Short task
Each line containing the word "Divide" must be collected.
* Begin Stored data *
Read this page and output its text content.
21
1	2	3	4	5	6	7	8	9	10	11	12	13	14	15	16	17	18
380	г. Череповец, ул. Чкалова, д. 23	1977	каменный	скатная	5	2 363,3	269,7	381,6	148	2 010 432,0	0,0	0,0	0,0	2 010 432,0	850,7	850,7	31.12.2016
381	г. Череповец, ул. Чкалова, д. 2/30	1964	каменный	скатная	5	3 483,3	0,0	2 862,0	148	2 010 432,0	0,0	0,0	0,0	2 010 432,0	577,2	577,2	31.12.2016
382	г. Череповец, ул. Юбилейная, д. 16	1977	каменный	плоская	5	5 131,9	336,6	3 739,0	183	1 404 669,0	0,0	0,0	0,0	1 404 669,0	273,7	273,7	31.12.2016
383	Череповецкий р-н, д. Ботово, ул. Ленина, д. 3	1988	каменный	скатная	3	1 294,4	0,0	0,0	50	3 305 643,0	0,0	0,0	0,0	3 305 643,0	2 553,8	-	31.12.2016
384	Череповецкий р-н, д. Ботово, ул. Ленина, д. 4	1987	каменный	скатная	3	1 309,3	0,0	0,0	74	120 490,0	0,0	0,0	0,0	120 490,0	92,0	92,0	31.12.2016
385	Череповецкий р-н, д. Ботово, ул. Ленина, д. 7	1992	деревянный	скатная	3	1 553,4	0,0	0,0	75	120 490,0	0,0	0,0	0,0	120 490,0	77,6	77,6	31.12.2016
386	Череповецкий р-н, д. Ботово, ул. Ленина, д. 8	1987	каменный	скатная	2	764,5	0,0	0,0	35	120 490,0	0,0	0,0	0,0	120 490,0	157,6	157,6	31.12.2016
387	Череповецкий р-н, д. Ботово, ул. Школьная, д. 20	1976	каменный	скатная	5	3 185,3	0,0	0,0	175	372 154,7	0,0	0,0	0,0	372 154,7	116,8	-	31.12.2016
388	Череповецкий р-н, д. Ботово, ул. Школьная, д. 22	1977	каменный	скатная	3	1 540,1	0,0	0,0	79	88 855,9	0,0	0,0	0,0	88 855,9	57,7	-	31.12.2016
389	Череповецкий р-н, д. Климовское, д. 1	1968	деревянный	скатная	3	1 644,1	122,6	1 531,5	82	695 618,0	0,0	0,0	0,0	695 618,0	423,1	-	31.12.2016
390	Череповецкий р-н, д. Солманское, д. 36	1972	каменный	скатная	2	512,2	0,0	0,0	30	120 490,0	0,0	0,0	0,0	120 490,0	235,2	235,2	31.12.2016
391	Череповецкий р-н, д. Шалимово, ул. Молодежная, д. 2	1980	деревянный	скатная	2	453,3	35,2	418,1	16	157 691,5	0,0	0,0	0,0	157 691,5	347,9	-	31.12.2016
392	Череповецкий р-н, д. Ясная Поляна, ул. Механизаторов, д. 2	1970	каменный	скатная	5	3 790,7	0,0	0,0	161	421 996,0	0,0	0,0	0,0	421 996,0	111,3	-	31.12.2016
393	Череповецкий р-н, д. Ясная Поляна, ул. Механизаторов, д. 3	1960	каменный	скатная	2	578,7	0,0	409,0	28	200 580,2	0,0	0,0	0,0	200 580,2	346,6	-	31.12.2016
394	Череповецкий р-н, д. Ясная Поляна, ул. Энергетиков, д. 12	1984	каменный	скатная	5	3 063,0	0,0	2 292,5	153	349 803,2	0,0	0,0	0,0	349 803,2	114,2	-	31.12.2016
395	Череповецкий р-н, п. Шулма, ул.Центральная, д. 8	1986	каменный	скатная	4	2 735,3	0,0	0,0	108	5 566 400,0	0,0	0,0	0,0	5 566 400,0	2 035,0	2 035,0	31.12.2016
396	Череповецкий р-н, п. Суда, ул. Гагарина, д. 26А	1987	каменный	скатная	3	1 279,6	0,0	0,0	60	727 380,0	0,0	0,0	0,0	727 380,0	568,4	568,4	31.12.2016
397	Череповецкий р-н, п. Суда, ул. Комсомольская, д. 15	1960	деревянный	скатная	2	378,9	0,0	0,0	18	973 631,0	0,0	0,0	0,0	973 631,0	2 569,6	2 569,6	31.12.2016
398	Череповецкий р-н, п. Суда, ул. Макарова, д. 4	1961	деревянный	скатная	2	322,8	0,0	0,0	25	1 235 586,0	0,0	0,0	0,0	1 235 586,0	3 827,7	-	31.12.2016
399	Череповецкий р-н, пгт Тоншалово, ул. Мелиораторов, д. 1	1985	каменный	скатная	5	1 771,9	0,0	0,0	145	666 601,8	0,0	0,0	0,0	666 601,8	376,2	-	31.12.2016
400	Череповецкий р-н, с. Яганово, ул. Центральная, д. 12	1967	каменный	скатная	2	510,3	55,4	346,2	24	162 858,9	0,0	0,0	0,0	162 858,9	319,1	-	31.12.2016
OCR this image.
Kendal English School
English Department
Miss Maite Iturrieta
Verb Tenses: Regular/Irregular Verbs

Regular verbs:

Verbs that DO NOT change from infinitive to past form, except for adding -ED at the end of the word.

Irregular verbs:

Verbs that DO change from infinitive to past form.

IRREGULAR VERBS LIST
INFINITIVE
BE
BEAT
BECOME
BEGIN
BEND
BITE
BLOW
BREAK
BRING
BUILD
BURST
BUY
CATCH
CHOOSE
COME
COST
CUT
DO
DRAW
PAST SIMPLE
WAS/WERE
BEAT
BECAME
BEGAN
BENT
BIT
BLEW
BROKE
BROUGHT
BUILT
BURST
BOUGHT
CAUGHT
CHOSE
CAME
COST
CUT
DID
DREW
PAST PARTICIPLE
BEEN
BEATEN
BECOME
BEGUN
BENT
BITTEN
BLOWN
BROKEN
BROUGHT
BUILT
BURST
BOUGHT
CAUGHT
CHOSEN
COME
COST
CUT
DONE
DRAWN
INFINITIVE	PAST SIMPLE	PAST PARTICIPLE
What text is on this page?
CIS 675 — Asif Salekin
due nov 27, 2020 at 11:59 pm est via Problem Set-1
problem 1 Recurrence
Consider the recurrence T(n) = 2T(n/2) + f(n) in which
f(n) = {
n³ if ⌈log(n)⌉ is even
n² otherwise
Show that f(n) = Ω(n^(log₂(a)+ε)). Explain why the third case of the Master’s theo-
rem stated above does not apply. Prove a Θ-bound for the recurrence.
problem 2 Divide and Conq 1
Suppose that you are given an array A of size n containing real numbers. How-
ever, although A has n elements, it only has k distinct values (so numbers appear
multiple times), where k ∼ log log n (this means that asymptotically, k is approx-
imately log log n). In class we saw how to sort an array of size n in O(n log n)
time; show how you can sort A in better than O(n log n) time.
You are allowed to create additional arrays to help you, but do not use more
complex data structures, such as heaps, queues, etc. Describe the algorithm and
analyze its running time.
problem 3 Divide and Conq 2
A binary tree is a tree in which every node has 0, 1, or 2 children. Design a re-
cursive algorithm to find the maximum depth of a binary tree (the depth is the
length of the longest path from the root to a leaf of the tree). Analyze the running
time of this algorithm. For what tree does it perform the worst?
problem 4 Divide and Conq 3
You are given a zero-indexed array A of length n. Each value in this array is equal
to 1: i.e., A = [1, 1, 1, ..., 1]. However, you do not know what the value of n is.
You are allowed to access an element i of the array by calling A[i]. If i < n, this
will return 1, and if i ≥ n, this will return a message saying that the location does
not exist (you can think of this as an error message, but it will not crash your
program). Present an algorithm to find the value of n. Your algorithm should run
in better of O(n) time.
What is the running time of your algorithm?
* End Stored data *
Answer in full
problem 2 Divide and Conq 1
problem 3 Divide and Conq 2
problem 4 Divide and Conq 3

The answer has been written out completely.